STATED TASK: Every line containing the word "controllers" needs to be found and copied.

MATERIAL PROVIDED:
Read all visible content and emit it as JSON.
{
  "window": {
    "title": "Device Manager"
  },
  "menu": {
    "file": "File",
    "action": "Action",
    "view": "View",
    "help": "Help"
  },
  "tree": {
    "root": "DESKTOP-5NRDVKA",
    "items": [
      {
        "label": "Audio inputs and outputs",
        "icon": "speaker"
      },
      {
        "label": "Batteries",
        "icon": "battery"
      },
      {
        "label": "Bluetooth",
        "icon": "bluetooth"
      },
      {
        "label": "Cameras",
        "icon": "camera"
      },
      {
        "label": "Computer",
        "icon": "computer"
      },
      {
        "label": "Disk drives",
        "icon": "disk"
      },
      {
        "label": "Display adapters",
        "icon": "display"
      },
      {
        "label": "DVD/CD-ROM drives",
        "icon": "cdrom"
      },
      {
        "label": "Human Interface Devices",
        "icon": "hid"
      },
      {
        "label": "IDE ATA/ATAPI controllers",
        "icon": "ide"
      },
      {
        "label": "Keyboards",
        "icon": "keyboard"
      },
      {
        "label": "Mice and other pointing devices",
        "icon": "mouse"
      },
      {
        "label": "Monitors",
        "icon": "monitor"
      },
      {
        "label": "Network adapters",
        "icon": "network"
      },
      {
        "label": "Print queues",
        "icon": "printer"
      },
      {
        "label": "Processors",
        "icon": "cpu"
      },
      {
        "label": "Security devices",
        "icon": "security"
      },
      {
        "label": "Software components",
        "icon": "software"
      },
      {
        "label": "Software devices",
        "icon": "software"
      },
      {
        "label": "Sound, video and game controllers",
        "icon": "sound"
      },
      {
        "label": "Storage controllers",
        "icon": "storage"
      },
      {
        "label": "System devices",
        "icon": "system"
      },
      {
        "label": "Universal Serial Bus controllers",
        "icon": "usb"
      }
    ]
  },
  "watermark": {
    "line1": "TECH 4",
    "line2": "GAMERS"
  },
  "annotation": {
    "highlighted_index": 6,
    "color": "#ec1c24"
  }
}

EXPECTED ANSWER:
        "label": "IDE ATA/ATAPI controllers",
        "label": "Sound, video and game controllers",
        "label": "Storage controllers",
        "label": "Universal Serial Bus controllers",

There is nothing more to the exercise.